#### Given entries

——

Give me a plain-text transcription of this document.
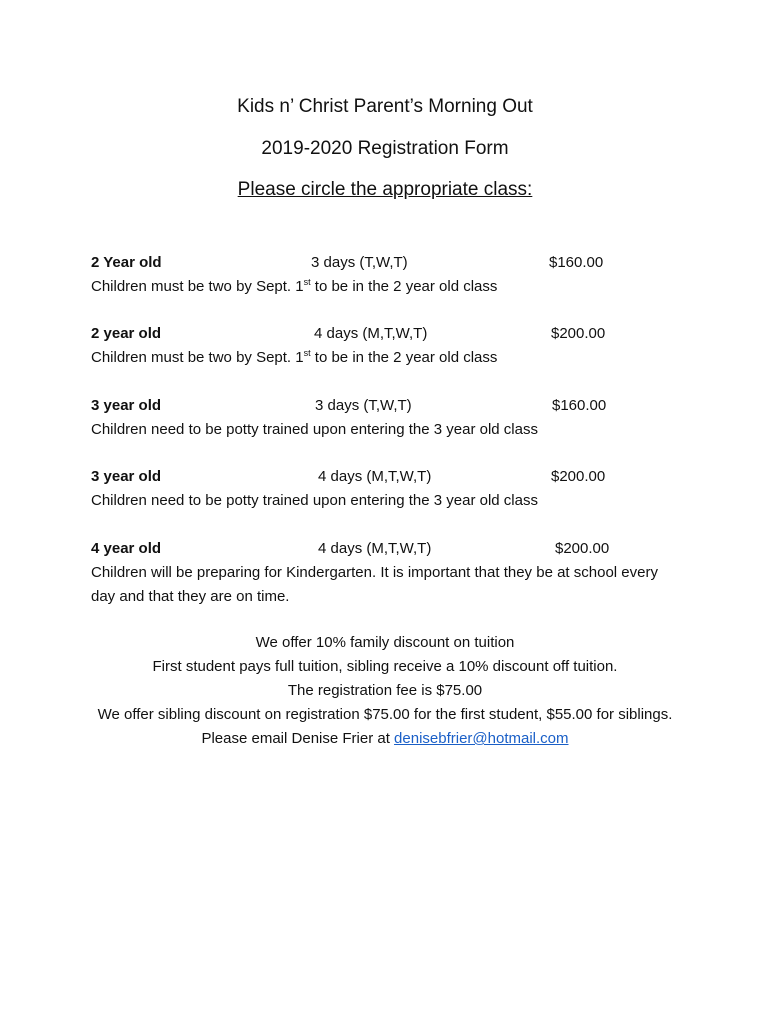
Kids n’ Christ Parent’s Morning Out
2019-2020 Registration Form
Please circle the appropriate class:
2 Year old	3 days (T,W,T)	$160.00
Children must be two by Sept. 1st to be in the 2 year old class
2 year old	4 days (M,T,W,T)	$200.00
Children must be two by Sept. 1st to be in the 2 year old class
3 year old	3 days (T,W,T)	$160.00
Children need to be potty trained upon entering the 3 year old class
3 year old	4 days (M,T,W,T)	$200.00
Children need to be potty trained upon entering the 3 year old class
4 year old	4 days (M,T,W,T)	$200.00
Children will be preparing for Kindergarten. It is important that they be at school every day and that they are on time.

We offer 10% family discount on tuition

First student pays full tuition, sibling receive a 10% discount off tuition.

The registration fee is $75.00

We offer sibling discount on registration $75.00 for the first student, $55.00 for siblings.

Please email Denise Frier at denisebfrier@hotmail.com
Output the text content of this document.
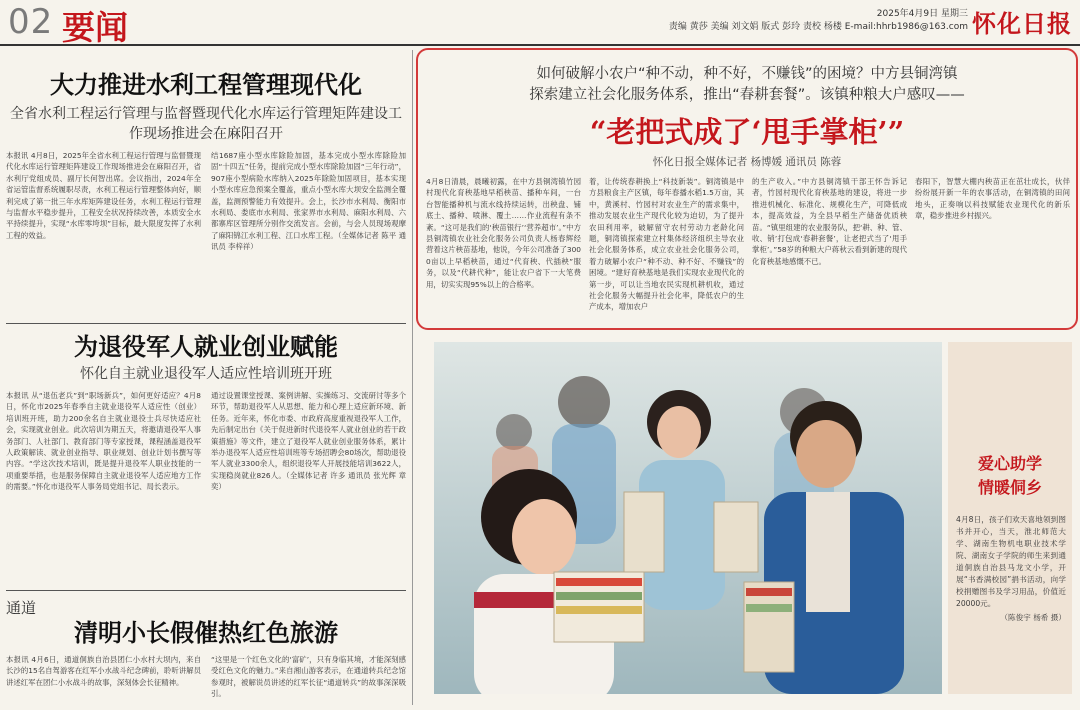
02 要闻	2025年4月9日 星期三
责编 黄莎 美编 刘文娟 版式 彭玲 责校 杨楼 E-mail:hhrb1986@163.com 怀化日报
大力推进水利工程管理现代化
全省水利工程运行管理与监督暨现代化水库运行管理矩阵建设工作现场推进会在麻阳召开
本报讯 4月8日，2025年全省水利工程运行管理与监督暨现代化水库运行管理矩阵建设工作现场推进会在麻阳召开，省水利厅党组成员、副厅长何智出席。会议指出，2024年全省运管监督系统履职尽责，水利工程运行管理整体向好，顺利完成了第一批三年水库矩阵建设任务，水利工程运行管理与监督水平稳步提升，工程安全状况持续改善，本质安全水平持续提升，实现“水库零垮坝”目标，最大限度发挥了水利工程的效益。
结1687座小型水库除险加固，基本完成小型水库除险加固“十四五”任务，提前完成小型水库除险加固“三年行动”，907座小型病险水库纳入2025年除险加固项目，基本实现小型水库应急预案全覆盖，重点小型水库大坝安全监测全覆盖，监测预警能力有效提升。会上，长沙市水利局、衡阳市水利局、娄底市水利局、张家界市水利局、麻阳水利局、六都寨库区管理所分别作交流发言。会前，与会人员现场观摩了麻阳锦江水利工程、江口水库工程。（全媒体记者 陈平 通讯员 李梓祥）
为退役军人就业创业赋能
怀化自主就业退役军人适应性培训班开班
本报讯 从“退伍老兵”到“职场新兵”，如何更好适应？4月8日，怀化市2025年春季自主就业退役军人适应性（创业）培训班开班，助力200余名自主就业退役士兵尽快适应社会，实现就业创业。此次培训为期五天，将邀请退役军人事务部门、人社部门、教育部门等专家授课，课程涵盖退役军人政策解读、就业创业指导、职业规划、创业计划书撰写等内容。“学这次技术培训，既是提升退役军人职业技能的一项重要举措，也是服务保障自主就业退役军人适应地方工作的需要。”怀化市退役军人事务局党组书记、局长表示。
通过设置课堂授课、案例讲解、实操练习、交流研讨等多个环节，帮助退役军人从思想、能力和心理上适应新环境、新任务。近年来，怀化市委、市政府高度重视退役军人工作，先后制定出台《关于促进新时代退役军人就业创业的若干政策措施》等文件，建立了退役军人就业创业服务体系，累计举办退役军人适应性培训班等专场招聘会80场次，帮助退役军人就业3300余人，组织退役军人开展技能培训3622人，实现稳岗就业826人。（全媒体记者 许多 通讯员 张光辉 章奕）
通道
清明小长假催热红色旅游
本报讯 4月6日，通道侗族自治县团仁小水村大坝内，来自长沙的15名自驾游客在红军小水战斗纪念碑前，聆听讲解员讲述红军在团仁小水战斗的故事，深刻体会长征精神。
“这里是一个红色文化的‘富矿’，只有身临其境，才能深刻感受红色文化的魅力。”来自湘山游客表示，在通道转兵纪念馆参观时，被解说员讲述的红军长征“通道转兵”的故事深深吸引。
如何破解小农户“种不动，种不好，不赚钱”的困境？中方县铜湾镇
探索建立社会化服务体系，推出“春耕套餐”。该镇种粮大户感叹——
“老把式成了‘甩手掌柜’”
怀化日报全媒体记者 杨博媛 通讯员 陈蓉
4月8日清晨，晨曦初露，在中方县铜湾镇竹园村现代化育秧基地早稻秧苗、播种车间，一台台智能播种机与流水线持续运转，出秧盘、铺底土、播种、喷淋、覆土……作业流程有条不紊。“这可是我们的‘秧苗银行’‘营养超市’。”中方县铜湾镇农业社会化服务公司负责人杨春辉经营着这片秧苗基地，他说，今年公司准备了3000亩以上早稻秧苗，通过“代育秧、代插秧”服务，以及“代耕代种”，能让农户省下一大笔费用，切实实现95%以上的合格率。
着，让传统春耕换上“科技新装”。铜湾镇是中方县粮食主产区镇，每年春播水稻1.5万亩，其中，黄溪村、竹园村对农业生产的需求集中，推动发展农业生产现代化较为迫切，为了提升农田利用率，破解留守农村劳动力老龄化问题，铜湾镇探索建立村集体经济组织主导农业社会化服务体系，成立农业社会化服务公司，着力破解小农户“种不动、种不好、不赚钱”的困境。“建好育秧基地是我们实现农业现代化的第一步，可以让当地农民实现机耕机收，通过社会化服务大幅提升社会化率，降低农户的生产成本，增加农户
的生产收入。”中方县铜湾镇干部王怀告诉记者，竹园村现代化育秧基地的建设，将进一步推进机械化、标准化、规模化生产，可降低成本，提高效益，为全县早稻生产储备优质秧苗。“镇里组建的农业服务队，把‘耕、种、管、收、销’打包成‘春耕套餐’，让老把式当了‘甩手掌柜’。”58岁的种粮大户蒋秋云看到新建的现代化育秧基地感慨不已。
春阳下，智慧大棚内秧苗正在茁壮成长，伙伴纷纷展开新一年的农事活动，在铜湾镇的田间地头，正奏响以科技赋能农业现代化的新乐章，稳步推进乡村振兴。
爱心助学
情暖侗乡
4月8日，孩子们欢天喜地领到图书并开心，当天，淮北师范大学、湖南生物机电职业技术学院、湖南女子学院的师生来到通道侗族自治县马龙文小学，开展“书香满校园”捐书活动，向学校捐赠图书及学习用品，价值近20000元。
（陈俊宇 杨希 摄）
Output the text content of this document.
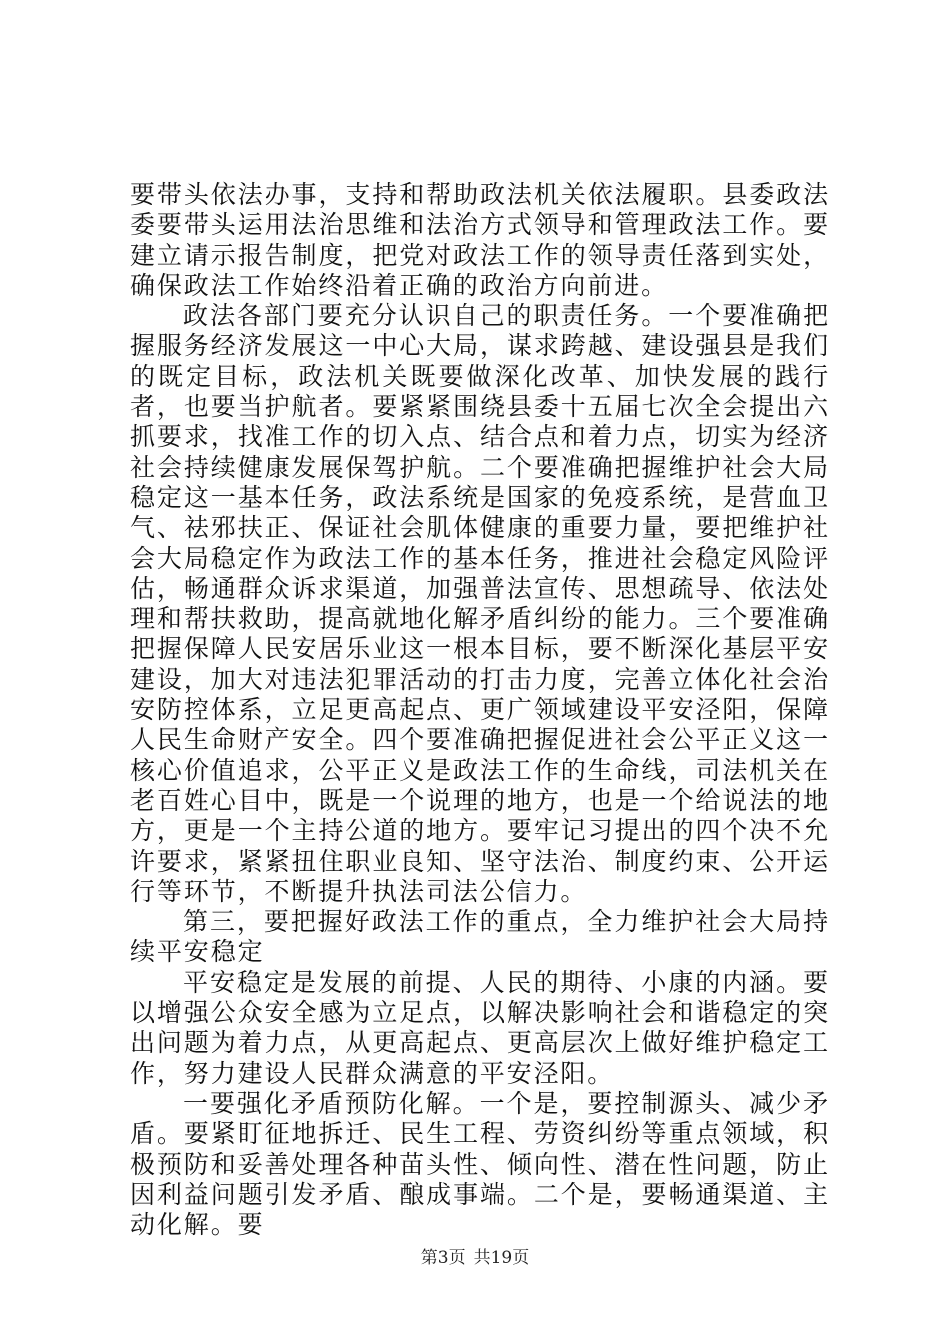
要带头依法办事，支持和帮助政法机关依法履职。县委政法委要带头运用法治思维和法治方式领导和管理政法工作。要建立请示报告制度，把党对政法工作的领导责任落到实处，确保政法工作始终沿着正确的政治方向前进。

政法各部门要充分认识自己的职责任务。一个要准确把握服务经济发展这一中心大局，谋求跨越、建设强县是我们的既定目标，政法机关既要做深化改革、加快发展的践行者，也要当护航者。要紧紧围绕县委十五届七次全会提出六抓要求，找准工作的切入点、结合点和着力点，切实为经济社会持续健康发展保驾护航。二个要准确把握维护社会大局稳定这一基本任务，政法系统是国家的免疫系统，是营血卫气、祛邪扶正、保证社会肌体健康的重要力量，要把维护社会大局稳定作为政法工作的基本任务，推进社会稳定风险评估，畅通群众诉求渠道，加强普法宣传、思想疏导、依法处理和帮扶救助，提高就地化解矛盾纠纷的能力。三个要准确把握保障人民安居乐业这一根本目标，要不断深化基层平安建设，加大对违法犯罪活动的打击力度，完善立体化社会治安防控体系，立足更高起点、更广领域建设平安泾阳，保障人民生命财产安全。四个要准确把握促进社会公平正义这一核心价值追求，公平正义是政法工作的生命线，司法机关在老百姓心目中，既是一个说理的地方，也是一个给说法的地方，更是一个主持公道的地方。要牢记习提出的四个决不允许要求，紧紧扭住职业良知、坚守法治、制度约束、公开运行等环节，不断提升执法司法公信力。

第三，要把握好政法工作的重点，全力维护社会大局持续平安稳定

平安稳定是发展的前提、人民的期待、小康的内涵。要以增强公众安全感为立足点，以解决影响社会和谐稳定的突出问题为着力点，从更高起点、更高层次上做好维护稳定工作，努力建设人民群众满意的平安泾阳。

一要强化矛盾预防化解。一个是，要控制源头、减少矛盾。要紧盯征地拆迁、民生工程、劳资纠纷等重点领域，积极预防和妥善处理各种苗头性、倾向性、潜在性问题，防止因利益问题引发矛盾、酿成事端。二个是，要畅通渠道、主动化解。要

第3页 共19页
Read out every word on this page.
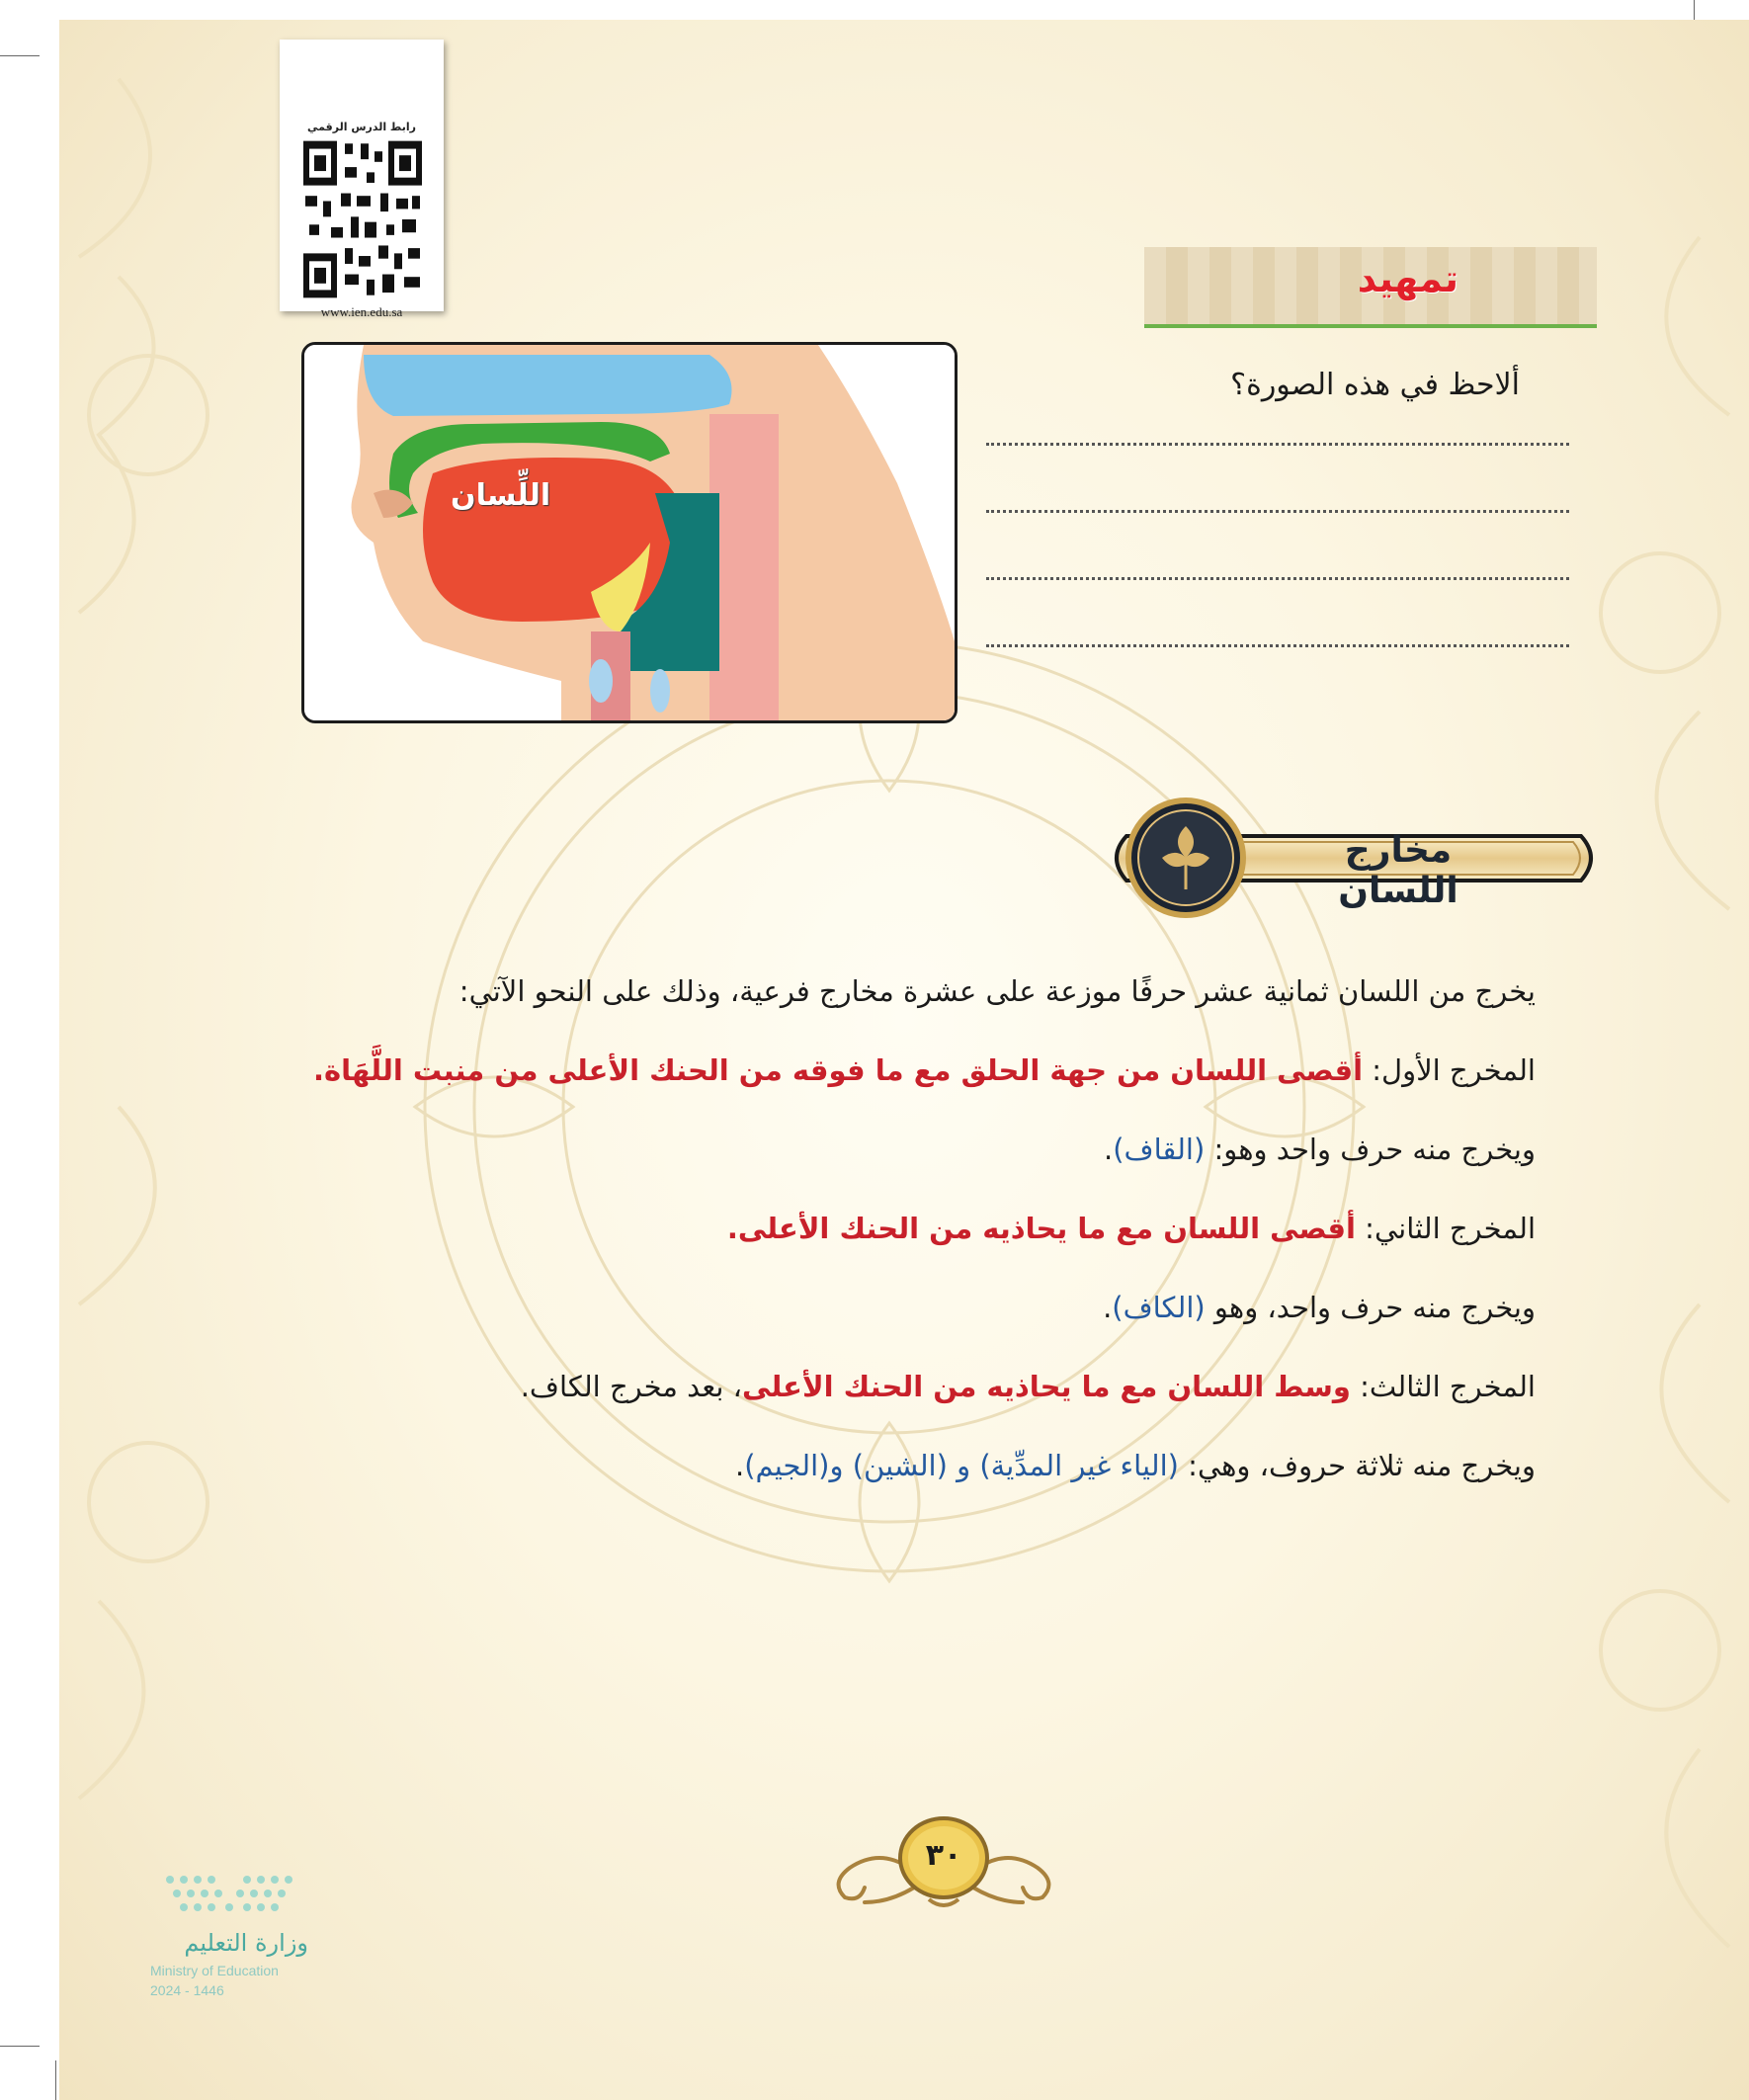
رابط الدرس الرقمي
www.ien.edu.sa
تمهيد
اللِّسان
ألاحظ في هذه الصورة؟
مخارج اللسان
يخرج من اللسان ثمانية عشر حرفًا موزعة على عشرة مخارج فرعية، وذلك على النحو الآتي:
المخرج الأول: أقصى اللسان من جهة الحلق مع ما فوقه من الحنك الأعلى من منبت اللَّهَاة.
ويخرج منه حرف واحد وهو: (القاف).
المخرج الثاني: أقصى اللسان مع ما يحاذيه من الحنك الأعلى.
ويخرج منه حرف واحد، وهو (الكاف).
المخرج الثالث: وسط اللسان مع ما يحاذيه من الحنك الأعلى، بعد مخرج الكاف.
ويخرج منه ثلاثة حروف، وهي: (الياء غير المدِّية) و (الشين) و(الجيم).
٣٠
وزارة التعليم
Ministry of Education
2024 - 1446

——

#### Requirements
Show the lines of the material that contain the word "Please".

#### Correct result
Please circle the appropriate class:
Please email Denise Frier at denisebfrier@hotmail.com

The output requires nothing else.